Go through the entries below and retype them exactly, omitting each picture.

§ §

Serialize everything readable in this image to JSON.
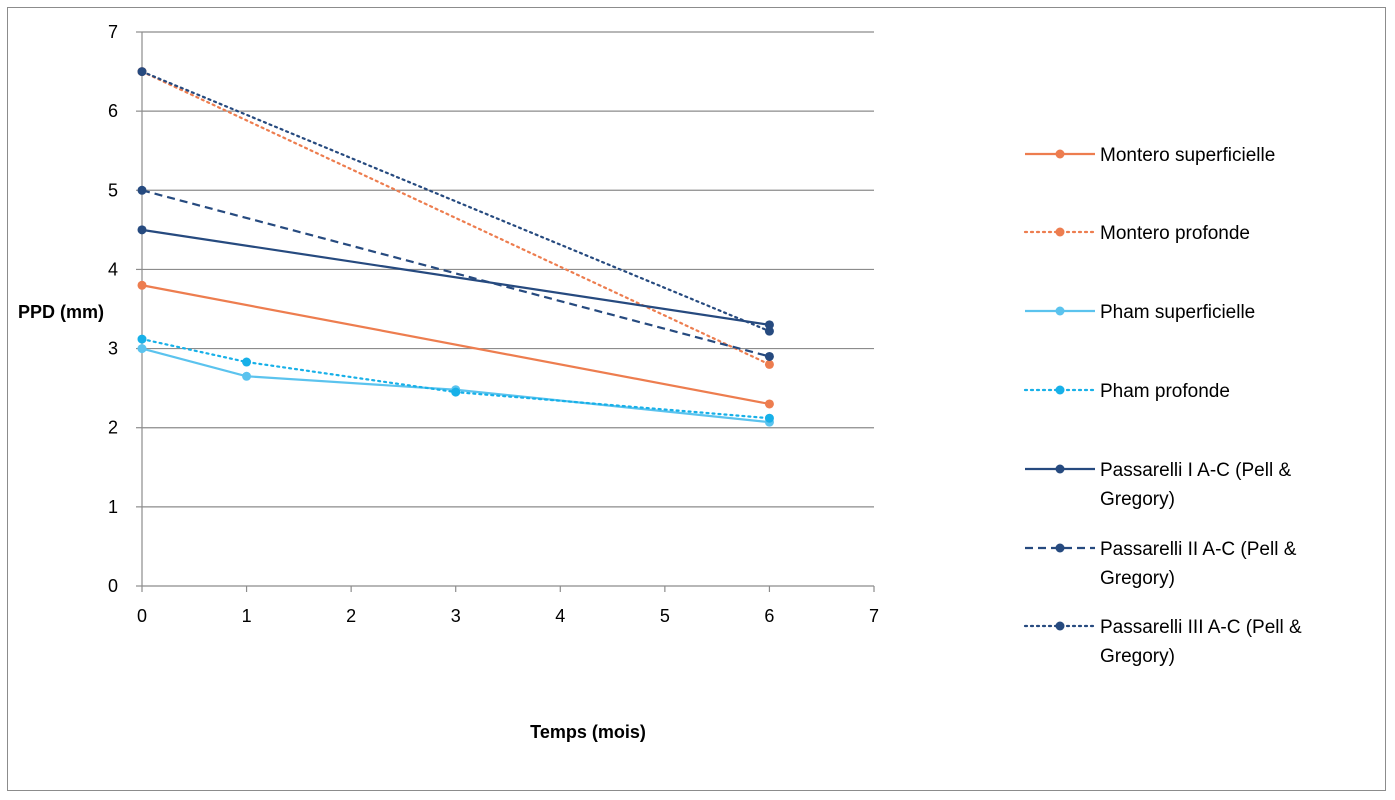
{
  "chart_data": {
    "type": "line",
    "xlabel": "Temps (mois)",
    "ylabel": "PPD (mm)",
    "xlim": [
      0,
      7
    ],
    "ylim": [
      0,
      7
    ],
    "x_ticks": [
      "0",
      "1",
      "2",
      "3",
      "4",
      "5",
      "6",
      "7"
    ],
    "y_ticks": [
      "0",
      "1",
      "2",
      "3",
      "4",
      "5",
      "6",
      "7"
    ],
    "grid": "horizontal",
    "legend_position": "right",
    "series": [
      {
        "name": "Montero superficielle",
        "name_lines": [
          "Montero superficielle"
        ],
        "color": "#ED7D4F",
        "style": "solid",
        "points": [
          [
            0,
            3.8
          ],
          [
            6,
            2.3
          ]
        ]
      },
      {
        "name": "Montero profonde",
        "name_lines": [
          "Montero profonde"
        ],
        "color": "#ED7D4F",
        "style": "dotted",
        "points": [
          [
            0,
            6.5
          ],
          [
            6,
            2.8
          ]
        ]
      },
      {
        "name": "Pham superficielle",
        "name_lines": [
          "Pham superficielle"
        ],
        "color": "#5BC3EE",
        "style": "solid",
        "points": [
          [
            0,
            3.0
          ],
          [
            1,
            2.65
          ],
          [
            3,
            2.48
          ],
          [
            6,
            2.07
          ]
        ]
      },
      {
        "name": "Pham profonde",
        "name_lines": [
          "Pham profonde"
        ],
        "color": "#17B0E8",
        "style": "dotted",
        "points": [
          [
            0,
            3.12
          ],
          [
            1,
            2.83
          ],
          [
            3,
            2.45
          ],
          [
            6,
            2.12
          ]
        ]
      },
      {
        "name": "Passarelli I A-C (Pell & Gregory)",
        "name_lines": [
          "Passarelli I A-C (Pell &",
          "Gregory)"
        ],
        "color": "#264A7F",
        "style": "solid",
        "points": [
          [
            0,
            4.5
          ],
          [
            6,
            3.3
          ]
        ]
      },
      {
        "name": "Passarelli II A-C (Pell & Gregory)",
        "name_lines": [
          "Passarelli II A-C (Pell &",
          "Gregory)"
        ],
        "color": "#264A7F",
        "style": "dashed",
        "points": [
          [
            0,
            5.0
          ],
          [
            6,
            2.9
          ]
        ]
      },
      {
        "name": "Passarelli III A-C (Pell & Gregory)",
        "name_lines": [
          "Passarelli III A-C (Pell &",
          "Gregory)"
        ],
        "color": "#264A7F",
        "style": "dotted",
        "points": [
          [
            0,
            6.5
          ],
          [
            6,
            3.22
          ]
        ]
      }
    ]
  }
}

§ §

# [FINISHED ANSWER]
Serialize everything readable in this image to JSON.
{
  "chart_data": {
    "type": "line",
    "xlabel": "Temps (mois)",
    "ylabel": "PPD (mm)",
    "xlim": [
      0,
      7
    ],
    "ylim": [
      0,
      7
    ],
    "x_ticks": [
      "0",
      "1",
      "2",
      "3",
      "4",
      "5",
      "6",
      "7"
    ],
    "y_ticks": [
      "0",
      "1",
      "2",
      "3",
      "4",
      "5",
      "6",
      "7"
    ],
    "grid": "horizontal",
    "legend_position": "right",
    "series": [
      {
        "name": "Montero superficielle",
        "name_lines": [
          "Montero superficielle"
        ],
        "color": "#ED7D4F",
        "style": "solid",
        "points": [
          [
            0,
            3.8
          ],
          [
            6,
            2.3
          ]
        ]
      },
      {
        "name": "Montero profonde",
        "name_lines": [
          "Montero profonde"
        ],
        "color": "#ED7D4F",
        "style": "dotted",
        "points": [
          [
            0,
            6.5
          ],
          [
            6,
            2.8
          ]
        ]
      },
      {
        "name": "Pham superficielle",
        "name_lines": [
          "Pham superficielle"
        ],
        "color": "#5BC3EE",
        "style": "solid",
        "points": [
          [
            0,
            3.0
          ],
          [
            1,
            2.65
          ],
          [
            3,
            2.48
          ],
          [
            6,
            2.07
          ]
        ]
      },
      {
        "name": "Pham profonde",
        "name_lines": [
          "Pham profonde"
        ],
        "color": "#17B0E8",
        "style": "dotted",
        "points": [
          [
            0,
            3.12
          ],
          [
            1,
            2.83
          ],
          [
            3,
            2.45
          ],
          [
            6,
            2.12
          ]
        ]
      },
      {
        "name": "Passarelli I A-C (Pell & Gregory)",
        "name_lines": [
          "Passarelli I A-C (Pell &",
          "Gregory)"
        ],
        "color": "#264A7F",
        "style": "solid",
        "points": [
          [
            0,
            4.5
          ],
          [
            6,
            3.3
          ]
        ]
      },
      {
        "name": "Passarelli II A-C (Pell & Gregory)",
        "name_lines": [
          "Passarelli II A-C (Pell &",
          "Gregory)"
        ],
        "color": "#264A7F",
        "style": "dashed",
        "points": [
          [
            0,
            5.0
          ],
          [
            6,
            2.9
          ]
        ]
      },
      {
        "name": "Passarelli III A-C (Pell & Gregory)",
        "name_lines": [
          "Passarelli III A-C (Pell &",
          "Gregory)"
        ],
        "color": "#264A7F",
        "style": "dotted",
        "points": [
          [
            0,
            6.5
          ],
          [
            6,
            3.22
          ]
        ]
      }
    ]
  }
}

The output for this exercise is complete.